## Begin

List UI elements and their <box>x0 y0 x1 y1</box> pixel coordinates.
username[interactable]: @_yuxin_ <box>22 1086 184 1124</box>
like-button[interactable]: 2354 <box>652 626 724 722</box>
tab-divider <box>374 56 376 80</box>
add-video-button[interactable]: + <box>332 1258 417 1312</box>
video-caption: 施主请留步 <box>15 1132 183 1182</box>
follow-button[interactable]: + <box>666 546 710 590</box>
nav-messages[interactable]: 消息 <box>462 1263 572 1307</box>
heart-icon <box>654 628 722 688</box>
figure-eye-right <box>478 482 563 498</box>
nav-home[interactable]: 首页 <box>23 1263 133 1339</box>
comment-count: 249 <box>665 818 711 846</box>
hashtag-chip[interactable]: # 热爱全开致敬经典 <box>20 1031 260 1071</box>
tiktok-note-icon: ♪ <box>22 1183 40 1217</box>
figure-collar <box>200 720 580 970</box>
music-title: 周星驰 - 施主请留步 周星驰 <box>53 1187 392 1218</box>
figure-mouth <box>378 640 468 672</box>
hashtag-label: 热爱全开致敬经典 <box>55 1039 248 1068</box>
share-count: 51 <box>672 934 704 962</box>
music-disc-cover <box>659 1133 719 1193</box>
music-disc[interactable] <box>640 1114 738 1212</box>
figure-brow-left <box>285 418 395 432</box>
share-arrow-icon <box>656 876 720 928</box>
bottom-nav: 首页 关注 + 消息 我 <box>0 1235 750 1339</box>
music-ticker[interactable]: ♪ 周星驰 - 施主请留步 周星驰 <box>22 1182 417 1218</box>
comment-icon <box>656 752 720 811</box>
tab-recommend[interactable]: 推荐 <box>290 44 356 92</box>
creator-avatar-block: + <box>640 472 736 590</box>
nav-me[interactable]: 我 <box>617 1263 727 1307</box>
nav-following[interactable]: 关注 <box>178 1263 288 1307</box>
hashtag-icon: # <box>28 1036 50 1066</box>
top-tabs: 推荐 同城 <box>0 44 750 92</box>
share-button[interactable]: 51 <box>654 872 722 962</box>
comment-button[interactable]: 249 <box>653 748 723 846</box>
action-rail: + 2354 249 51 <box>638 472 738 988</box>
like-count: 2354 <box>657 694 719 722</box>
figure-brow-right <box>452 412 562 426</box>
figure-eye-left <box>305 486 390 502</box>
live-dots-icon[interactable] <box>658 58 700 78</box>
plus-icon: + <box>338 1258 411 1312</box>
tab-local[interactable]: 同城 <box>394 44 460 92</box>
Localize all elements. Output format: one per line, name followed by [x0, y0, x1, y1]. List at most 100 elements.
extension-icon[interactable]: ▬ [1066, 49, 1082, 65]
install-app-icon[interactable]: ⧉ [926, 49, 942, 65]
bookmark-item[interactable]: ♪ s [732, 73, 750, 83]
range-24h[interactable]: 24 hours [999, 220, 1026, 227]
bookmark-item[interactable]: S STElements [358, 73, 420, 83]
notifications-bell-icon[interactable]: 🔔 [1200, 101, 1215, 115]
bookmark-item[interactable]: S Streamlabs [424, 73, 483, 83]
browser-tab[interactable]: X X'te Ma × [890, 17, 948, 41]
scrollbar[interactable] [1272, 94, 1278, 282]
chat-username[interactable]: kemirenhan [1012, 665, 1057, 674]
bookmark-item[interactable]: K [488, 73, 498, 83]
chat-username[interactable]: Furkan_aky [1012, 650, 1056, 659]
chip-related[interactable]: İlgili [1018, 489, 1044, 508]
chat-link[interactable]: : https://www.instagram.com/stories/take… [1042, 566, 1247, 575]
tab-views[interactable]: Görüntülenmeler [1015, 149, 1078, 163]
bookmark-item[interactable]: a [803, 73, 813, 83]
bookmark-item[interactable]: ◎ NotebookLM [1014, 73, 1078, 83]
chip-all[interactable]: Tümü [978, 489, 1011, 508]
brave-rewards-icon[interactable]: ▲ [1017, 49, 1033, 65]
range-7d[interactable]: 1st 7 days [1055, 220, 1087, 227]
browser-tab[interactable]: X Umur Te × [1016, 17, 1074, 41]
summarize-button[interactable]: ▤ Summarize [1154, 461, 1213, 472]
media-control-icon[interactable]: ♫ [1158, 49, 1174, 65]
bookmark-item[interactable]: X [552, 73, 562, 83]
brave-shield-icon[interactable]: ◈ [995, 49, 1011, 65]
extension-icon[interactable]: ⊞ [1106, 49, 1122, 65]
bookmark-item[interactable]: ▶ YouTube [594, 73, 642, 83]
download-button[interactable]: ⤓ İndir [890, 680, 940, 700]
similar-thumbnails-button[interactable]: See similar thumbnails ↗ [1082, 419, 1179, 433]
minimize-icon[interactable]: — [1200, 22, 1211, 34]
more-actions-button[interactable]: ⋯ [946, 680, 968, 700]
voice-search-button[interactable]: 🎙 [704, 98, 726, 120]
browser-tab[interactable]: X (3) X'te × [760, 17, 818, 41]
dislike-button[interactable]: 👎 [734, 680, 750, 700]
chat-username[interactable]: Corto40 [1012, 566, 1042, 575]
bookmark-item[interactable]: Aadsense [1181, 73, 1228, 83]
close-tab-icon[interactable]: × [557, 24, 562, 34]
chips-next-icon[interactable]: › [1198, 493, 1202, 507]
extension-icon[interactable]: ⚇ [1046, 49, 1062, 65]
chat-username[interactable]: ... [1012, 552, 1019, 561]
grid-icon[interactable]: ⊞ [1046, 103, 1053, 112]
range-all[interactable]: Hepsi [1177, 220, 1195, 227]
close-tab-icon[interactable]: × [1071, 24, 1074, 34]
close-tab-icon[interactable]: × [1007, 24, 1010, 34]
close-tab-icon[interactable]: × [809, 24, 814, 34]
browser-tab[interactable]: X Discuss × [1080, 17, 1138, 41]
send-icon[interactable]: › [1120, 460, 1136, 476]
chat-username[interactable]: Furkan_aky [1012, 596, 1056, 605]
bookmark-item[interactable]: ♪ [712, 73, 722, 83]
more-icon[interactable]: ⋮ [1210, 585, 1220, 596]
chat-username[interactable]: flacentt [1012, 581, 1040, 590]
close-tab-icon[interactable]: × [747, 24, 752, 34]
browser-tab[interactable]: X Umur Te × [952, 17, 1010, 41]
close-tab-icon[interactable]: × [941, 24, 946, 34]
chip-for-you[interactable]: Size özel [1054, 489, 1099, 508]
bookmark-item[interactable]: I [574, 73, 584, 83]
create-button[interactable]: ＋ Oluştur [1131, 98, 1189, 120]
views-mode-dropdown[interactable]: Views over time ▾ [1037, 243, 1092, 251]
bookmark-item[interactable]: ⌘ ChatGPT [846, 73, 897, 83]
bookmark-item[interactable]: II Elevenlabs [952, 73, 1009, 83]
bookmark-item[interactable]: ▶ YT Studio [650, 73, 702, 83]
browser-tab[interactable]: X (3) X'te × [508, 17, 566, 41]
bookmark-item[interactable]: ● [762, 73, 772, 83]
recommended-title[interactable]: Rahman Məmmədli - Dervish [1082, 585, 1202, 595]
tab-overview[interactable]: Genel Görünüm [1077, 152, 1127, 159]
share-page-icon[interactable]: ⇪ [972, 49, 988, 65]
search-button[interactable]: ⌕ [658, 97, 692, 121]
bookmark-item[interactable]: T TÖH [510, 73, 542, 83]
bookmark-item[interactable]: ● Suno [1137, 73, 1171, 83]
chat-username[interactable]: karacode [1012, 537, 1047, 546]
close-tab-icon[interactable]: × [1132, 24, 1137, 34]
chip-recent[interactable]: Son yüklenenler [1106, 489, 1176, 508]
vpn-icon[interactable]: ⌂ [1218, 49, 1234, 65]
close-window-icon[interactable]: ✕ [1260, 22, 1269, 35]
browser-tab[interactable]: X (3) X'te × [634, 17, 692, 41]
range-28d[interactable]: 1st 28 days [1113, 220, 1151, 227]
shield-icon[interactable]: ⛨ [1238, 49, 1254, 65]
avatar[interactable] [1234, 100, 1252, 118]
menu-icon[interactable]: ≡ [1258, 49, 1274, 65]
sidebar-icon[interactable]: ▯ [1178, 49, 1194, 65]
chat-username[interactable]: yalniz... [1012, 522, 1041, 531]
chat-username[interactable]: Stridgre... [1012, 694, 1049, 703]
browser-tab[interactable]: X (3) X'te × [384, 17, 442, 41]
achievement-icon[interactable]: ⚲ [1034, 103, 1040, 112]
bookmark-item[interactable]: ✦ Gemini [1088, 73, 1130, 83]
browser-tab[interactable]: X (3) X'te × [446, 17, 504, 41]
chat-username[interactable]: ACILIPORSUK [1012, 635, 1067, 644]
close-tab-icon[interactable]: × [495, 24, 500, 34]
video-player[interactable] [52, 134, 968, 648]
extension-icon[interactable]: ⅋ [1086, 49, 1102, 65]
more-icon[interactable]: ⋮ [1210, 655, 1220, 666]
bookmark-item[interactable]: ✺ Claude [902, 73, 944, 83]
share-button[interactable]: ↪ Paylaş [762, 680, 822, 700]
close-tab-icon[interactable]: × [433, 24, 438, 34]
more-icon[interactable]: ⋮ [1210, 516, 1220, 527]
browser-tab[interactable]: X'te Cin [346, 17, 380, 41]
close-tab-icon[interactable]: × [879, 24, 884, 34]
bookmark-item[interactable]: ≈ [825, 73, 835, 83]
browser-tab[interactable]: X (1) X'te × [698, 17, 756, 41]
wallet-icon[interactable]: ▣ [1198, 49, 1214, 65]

## End

▸ What the task requires: Starting at the beginning of the material and ending at the line that contains "comment-button[interactable]: 249 <box>653", rewrite those lines with "username" replaced by "handle" and everything else left unchanged.

▸ Answer to the exercise:
List UI elements and their <box>x0 y0 x1 y1</box> pixel coordinates.
handle[interactable]: @_yuxin_ <box>22 1086 184 1124</box>
like-button[interactable]: 2354 <box>652 626 724 722</box>
tab-divider <box>374 56 376 80</box>
add-video-button[interactable]: + <box>332 1258 417 1312</box>
video-caption: 施主请留步 <box>15 1132 183 1182</box>
follow-button[interactable]: + <box>666 546 710 590</box>
nav-messages[interactable]: 消息 <box>462 1263 572 1307</box>
heart-icon <box>654 628 722 688</box>
figure-eye-right <box>478 482 563 498</box>
nav-home[interactable]: 首页 <box>23 1263 133 1339</box>
comment-count: 249 <box>665 818 711 846</box>
hashtag-chip[interactable]: # 热爱全开致敬经典 <box>20 1031 260 1071</box>
tiktok-note-icon: ♪ <box>22 1183 40 1217</box>
figure-collar <box>200 720 580 970</box>
music-title: 周星驰 - 施主请留步 周星驰 <box>53 1187 392 1218</box>
figure-mouth <box>378 640 468 672</box>
hashtag-label: 热爱全开致敬经典 <box>55 1039 248 1068</box>
share-count: 51 <box>672 934 704 962</box>
music-disc-cover <box>659 1133 719 1193</box>
music-disc[interactable] <box>640 1114 738 1212</box>
figure-brow-left <box>285 418 395 432</box>
share-arrow-icon <box>656 876 720 928</box>
bottom-nav: 首页 关注 + 消息 我 <box>0 1235 750 1339</box>
music-ticker[interactable]: ♪ 周星驰 - 施主请留步 周星驰 <box>22 1182 417 1218</box>
comment-icon <box>656 752 720 811</box>
tab-recommend[interactable]: 推荐 <box>290 44 356 92</box>
creator-avatar-block: + <box>640 472 736 590</box>
nav-me[interactable]: 我 <box>617 1263 727 1307</box>
nav-following[interactable]: 关注 <box>178 1263 288 1307</box>
hashtag-icon: # <box>28 1036 50 1066</box>
top-tabs: 推荐 同城 <box>0 44 750 92</box>
share-button[interactable]: 51 <box>654 872 722 962</box>
comment-button[interactable]: 249 <box>653 748 723 846</box>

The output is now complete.